*** Records supplied

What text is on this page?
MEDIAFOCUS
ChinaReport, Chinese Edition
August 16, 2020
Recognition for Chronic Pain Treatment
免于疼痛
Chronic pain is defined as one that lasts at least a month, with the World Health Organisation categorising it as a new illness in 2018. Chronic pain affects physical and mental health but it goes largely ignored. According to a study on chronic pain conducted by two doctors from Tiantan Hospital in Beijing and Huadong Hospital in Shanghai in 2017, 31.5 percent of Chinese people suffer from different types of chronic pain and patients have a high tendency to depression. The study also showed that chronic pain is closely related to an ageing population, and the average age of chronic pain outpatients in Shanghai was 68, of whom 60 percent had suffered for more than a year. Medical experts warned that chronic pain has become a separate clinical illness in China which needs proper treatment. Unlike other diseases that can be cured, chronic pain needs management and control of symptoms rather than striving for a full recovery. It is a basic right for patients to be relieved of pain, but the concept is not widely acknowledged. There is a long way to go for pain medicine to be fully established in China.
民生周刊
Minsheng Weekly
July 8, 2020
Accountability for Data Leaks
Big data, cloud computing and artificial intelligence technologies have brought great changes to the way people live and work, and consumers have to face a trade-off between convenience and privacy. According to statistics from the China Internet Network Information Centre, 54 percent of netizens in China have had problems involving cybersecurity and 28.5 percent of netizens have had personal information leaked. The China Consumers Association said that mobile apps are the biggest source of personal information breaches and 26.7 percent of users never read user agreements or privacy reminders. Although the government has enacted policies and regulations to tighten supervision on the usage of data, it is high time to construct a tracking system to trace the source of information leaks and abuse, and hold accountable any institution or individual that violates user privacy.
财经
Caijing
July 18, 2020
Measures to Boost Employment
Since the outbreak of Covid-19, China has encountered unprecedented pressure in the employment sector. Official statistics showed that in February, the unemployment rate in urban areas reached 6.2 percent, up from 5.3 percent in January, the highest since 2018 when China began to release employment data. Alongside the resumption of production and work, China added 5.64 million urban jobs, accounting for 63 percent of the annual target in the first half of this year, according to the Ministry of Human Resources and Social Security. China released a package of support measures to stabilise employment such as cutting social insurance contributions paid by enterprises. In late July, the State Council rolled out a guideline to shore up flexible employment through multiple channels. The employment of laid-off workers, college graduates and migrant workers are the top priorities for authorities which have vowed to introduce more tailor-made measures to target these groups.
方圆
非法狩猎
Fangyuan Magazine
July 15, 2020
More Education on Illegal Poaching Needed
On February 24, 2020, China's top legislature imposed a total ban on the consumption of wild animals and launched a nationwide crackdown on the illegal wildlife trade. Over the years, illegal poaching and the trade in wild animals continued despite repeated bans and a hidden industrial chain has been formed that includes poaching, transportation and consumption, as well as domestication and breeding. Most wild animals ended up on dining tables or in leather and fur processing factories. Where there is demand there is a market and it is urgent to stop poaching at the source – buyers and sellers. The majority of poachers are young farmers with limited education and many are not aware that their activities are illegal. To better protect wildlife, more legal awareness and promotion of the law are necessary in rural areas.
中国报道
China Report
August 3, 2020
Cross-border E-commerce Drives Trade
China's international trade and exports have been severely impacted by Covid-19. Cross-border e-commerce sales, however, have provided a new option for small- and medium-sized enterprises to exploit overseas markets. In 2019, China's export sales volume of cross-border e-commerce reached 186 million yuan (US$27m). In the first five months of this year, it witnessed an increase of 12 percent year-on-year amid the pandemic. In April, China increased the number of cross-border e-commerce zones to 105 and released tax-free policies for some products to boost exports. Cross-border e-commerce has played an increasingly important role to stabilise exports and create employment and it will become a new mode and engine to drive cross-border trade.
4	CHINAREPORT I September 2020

******

What this task involves
Reproduce each record above exactly, keeping every word as it stands.

Result of this exercise
What text is on this page?
MEDIAFOCUS
ChinaReport, Chinese Edition
August 16, 2020
Recognition for Chronic Pain Treatment
免于疼痛
Chronic pain is defined as one that lasts at least a month, with the World Health Organisation categorising it as a new illness in 2018. Chronic pain affects physical and mental health but it goes largely ignored. According to a study on chronic pain conducted by two doctors from Tiantan Hospital in Beijing and Huadong Hospital in Shanghai in 2017, 31.5 percent of Chinese people suffer from different types of chronic pain and patients have a high tendency to depression. The study also showed that chronic pain is closely related to an ageing population, and the average age of chronic pain outpatients in Shanghai was 68, of whom 60 percent had suffered for more than a year. Medical experts warned that chronic pain has become a separate clinical illness in China which needs proper treatment. Unlike other diseases that can be cured, chronic pain needs management and control of symptoms rather than striving for a full recovery. It is a basic right for patients to be relieved of pain, but the concept is not widely acknowledged. There is a long way to go for pain medicine to be fully established in China.
民生周刊
Minsheng Weekly
July 8, 2020
Accountability for Data Leaks
Big data, cloud computing and artificial intelligence technologies have brought great changes to the way people live and work, and consumers have to face a trade-off between convenience and privacy. According to statistics from the China Internet Network Information Centre, 54 percent of netizens in China have had problems involving cybersecurity and 28.5 percent of netizens have had personal information leaked. The China Consumers Association said that mobile apps are the biggest source of personal information breaches and 26.7 percent of users never read user agreements or privacy reminders. Although the government has enacted policies and regulations to tighten supervision on the usage of data, it is high time to construct a tracking system to trace the source of information leaks and abuse, and hold accountable any institution or individual that violates user privacy.
财经
Caijing
July 18, 2020
Measures to Boost Employment
Since the outbreak of Covid-19, China has encountered unprecedented pressure in the employment sector. Official statistics showed that in February, the unemployment rate in urban areas reached 6.2 percent, up from 5.3 percent in January, the highest since 2018 when China began to release employment data. Alongside the resumption of production and work, China added 5.64 million urban jobs, accounting for 63 percent of the annual target in the first half of this year, according to the Ministry of Human Resources and Social Security. China released a package of support measures to stabilise employment such as cutting social insurance contributions paid by enterprises. In late July, the State Council rolled out a guideline to shore up flexible employment through multiple channels. The employment of laid-off workers, college graduates and migrant workers are the top priorities for authorities which have vowed to introduce more tailor-made measures to target these groups.
方圆
非法狩猎
Fangyuan Magazine
July 15, 2020
More Education on Illegal Poaching Needed
On February 24, 2020, China's top legislature imposed a total ban on the consumption of wild animals and launched a nationwide crackdown on the illegal wildlife trade. Over the years, illegal poaching and the trade in wild animals continued despite repeated bans and a hidden industrial chain has been formed that includes poaching, transportation and consumption, as well as domestication and breeding. Most wild animals ended up on dining tables or in leather and fur processing factories. Where there is demand there is a market and it is urgent to stop poaching at the source – buyers and sellers. The majority of poachers are young farmers with limited education and many are not aware that their activities are illegal. To better protect wildlife, more legal awareness and promotion of the law are necessary in rural areas.
中国报道
China Report
August 3, 2020
Cross-border E-commerce Drives Trade
China's international trade and exports have been severely impacted by Covid-19. Cross-border e-commerce sales, however, have provided a new option for small- and medium-sized enterprises to exploit overseas markets. In 2019, China's export sales volume of cross-border e-commerce reached 186 million yuan (US$27m). In the first five months of this year, it witnessed an increase of 12 percent year-on-year amid the pandemic. In April, China increased the number of cross-border e-commerce zones to 105 and released tax-free policies for some products to boost exports. Cross-border e-commerce has played an increasingly important role to stabilise exports and create employment and it will become a new mode and engine to drive cross-border trade.
4	CHINAREPORT I September 2020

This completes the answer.